- WORK TO BE COMPLETED: The exercise asks for every line of the data to be reproduced exactly.

- SUPPLIED MATERIAL:

============

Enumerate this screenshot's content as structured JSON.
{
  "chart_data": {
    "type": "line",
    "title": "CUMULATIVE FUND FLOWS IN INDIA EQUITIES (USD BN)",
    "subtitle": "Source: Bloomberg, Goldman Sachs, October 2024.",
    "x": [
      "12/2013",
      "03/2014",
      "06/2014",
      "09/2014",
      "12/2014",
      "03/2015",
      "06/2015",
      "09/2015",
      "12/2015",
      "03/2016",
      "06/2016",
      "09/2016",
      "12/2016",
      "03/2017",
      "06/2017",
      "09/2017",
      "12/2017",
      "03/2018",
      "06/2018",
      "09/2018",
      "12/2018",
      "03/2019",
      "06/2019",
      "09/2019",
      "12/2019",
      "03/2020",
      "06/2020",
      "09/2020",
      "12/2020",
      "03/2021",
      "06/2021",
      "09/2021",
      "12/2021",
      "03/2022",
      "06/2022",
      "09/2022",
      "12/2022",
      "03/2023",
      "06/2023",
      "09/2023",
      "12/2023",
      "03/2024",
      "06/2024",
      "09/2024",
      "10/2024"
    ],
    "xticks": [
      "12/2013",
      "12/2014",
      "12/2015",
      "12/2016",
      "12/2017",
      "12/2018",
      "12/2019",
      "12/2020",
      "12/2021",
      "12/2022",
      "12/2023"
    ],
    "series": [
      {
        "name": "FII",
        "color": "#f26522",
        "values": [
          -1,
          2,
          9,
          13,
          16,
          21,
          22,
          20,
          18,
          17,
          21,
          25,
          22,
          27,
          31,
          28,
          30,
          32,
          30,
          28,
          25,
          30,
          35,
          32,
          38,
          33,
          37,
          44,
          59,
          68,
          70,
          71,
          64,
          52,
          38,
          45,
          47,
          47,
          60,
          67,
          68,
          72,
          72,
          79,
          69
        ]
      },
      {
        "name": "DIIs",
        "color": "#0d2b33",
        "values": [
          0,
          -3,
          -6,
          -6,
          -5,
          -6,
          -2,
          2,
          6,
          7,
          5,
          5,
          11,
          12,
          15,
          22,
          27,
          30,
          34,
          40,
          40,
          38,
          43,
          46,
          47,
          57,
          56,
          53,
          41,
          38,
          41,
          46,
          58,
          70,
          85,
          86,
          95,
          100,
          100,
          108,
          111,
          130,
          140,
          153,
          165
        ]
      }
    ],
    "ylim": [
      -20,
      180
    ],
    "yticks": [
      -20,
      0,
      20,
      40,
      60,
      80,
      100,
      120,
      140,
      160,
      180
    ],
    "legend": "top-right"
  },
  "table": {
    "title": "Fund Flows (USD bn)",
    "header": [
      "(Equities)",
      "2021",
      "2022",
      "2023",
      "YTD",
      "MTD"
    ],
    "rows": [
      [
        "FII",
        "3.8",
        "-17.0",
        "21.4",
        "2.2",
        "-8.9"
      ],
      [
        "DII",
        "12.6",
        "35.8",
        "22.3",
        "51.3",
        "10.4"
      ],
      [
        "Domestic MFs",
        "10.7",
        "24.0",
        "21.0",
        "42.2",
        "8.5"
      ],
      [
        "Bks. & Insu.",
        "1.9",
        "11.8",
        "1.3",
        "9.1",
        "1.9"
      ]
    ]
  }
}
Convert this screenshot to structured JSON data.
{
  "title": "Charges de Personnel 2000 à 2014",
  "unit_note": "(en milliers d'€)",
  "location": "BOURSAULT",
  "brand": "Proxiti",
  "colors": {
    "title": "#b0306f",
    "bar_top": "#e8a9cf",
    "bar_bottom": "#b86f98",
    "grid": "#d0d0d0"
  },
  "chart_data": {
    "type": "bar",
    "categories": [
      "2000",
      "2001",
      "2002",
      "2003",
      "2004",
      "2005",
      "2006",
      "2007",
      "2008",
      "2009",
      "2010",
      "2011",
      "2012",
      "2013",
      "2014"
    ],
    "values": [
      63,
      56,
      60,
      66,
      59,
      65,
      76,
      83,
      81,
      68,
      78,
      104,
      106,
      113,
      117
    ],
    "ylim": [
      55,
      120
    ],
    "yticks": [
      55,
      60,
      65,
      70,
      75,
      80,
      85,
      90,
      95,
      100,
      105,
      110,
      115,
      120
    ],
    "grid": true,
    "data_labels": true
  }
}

============

- COMPLETED EXERCISE:
Enumerate this screenshot's content as structured JSON.
{
  "chart_data": {
    "type": "line",
    "title": "CUMULATIVE FUND FLOWS IN INDIA EQUITIES (USD BN)",
    "subtitle": "Source: Bloomberg, Goldman Sachs, October 2024.",
    "x": [
      "12/2013",
      "03/2014",
      "06/2014",
      "09/2014",
      "12/2014",
      "03/2015",
      "06/2015",
      "09/2015",
      "12/2015",
      "03/2016",
      "06/2016",
      "09/2016",
      "12/2016",
      "03/2017",
      "06/2017",
      "09/2017",
      "12/2017",
      "03/2018",
      "06/2018",
      "09/2018",
      "12/2018",
      "03/2019",
      "06/2019",
      "09/2019",
      "12/2019",
      "03/2020",
      "06/2020",
      "09/2020",
      "12/2020",
      "03/2021",
      "06/2021",
      "09/2021",
      "12/2021",
      "03/2022",
      "06/2022",
      "09/2022",
      "12/2022",
      "03/2023",
      "06/2023",
      "09/2023",
      "12/2023",
      "03/2024",
      "06/2024",
      "09/2024",
      "10/2024"
    ],
    "xticks": [
      "12/2013",
      "12/2014",
      "12/2015",
      "12/2016",
      "12/2017",
      "12/2018",
      "12/2019",
      "12/2020",
      "12/2021",
      "12/2022",
      "12/2023"
    ],
    "series": [
      {
        "name": "FII",
        "color": "#f26522",
        "values": [
          -1,
          2,
          9,
          13,
          16,
          21,
          22,
          20,
          18,
          17,
          21,
          25,
          22,
          27,
          31,
          28,
          30,
          32,
          30,
          28,
          25,
          30,
          35,
          32,
          38,
          33,
          37,
          44,
          59,
          68,
          70,
          71,
          64,
          52,
          38,
          45,
          47,
          47,
          60,
          67,
          68,
          72,
          72,
          79,
          69
        ]
      },
      {
        "name": "DIIs",
        "color": "#0d2b33",
        "values": [
          0,
          -3,
          -6,
          -6,
          -5,
          -6,
          -2,
          2,
          6,
          7,
          5,
          5,
          11,
          12,
          15,
          22,
          27,
          30,
          34,
          40,
          40,
          38,
          43,
          46,
          47,
          57,
          56,
          53,
          41,
          38,
          41,
          46,
          58,
          70,
          85,
          86,
          95,
          100,
          100,
          108,
          111,
          130,
          140,
          153,
          165
        ]
      }
    ],
    "ylim": [
      -20,
      180
    ],
    "yticks": [
      -20,
      0,
      20,
      40,
      60,
      80,
      100,
      120,
      140,
      160,
      180
    ],
    "legend": "top-right"
  },
  "table": {
    "title": "Fund Flows (USD bn)",
    "header": [
      "(Equities)",
      "2021",
      "2022",
      "2023",
      "YTD",
      "MTD"
    ],
    "rows": [
      [
        "FII",
        "3.8",
        "-17.0",
        "21.4",
        "2.2",
        "-8.9"
      ],
      [
        "DII",
        "12.6",
        "35.8",
        "22.3",
        "51.3",
        "10.4"
      ],
      [
        "Domestic MFs",
        "10.7",
        "24.0",
        "21.0",
        "42.2",
        "8.5"
      ],
      [
        "Bks. & Insu.",
        "1.9",
        "11.8",
        "1.3",
        "9.1",
        "1.9"
      ]
    ]
  }
}
Convert this screenshot to structured JSON data.
{
  "title": "Charges de Personnel 2000 à 2014",
  "unit_note": "(en milliers d'€)",
  "location": "BOURSAULT",
  "brand": "Proxiti",
  "colors": {
    "title": "#b0306f",
    "bar_top": "#e8a9cf",
    "bar_bottom": "#b86f98",
    "grid": "#d0d0d0"
  },
  "chart_data": {
    "type": "bar",
    "categories": [
      "2000",
      "2001",
      "2002",
      "2003",
      "2004",
      "2005",
      "2006",
      "2007",
      "2008",
      "2009",
      "2010",
      "2011",
      "2012",
      "2013",
      "2014"
    ],
    "values": [
      63,
      56,
      60,
      66,
      59,
      65,
      76,
      83,
      81,
      68,
      78,
      104,
      106,
      113,
      117
    ],
    "ylim": [
      55,
      120
    ],
    "yticks": [
      55,
      60,
      65,
      70,
      75,
      80,
      85,
      90,
      95,
      100,
      105,
      110,
      115,
      120
    ],
    "grid": true,
    "data_labels": true
  }
}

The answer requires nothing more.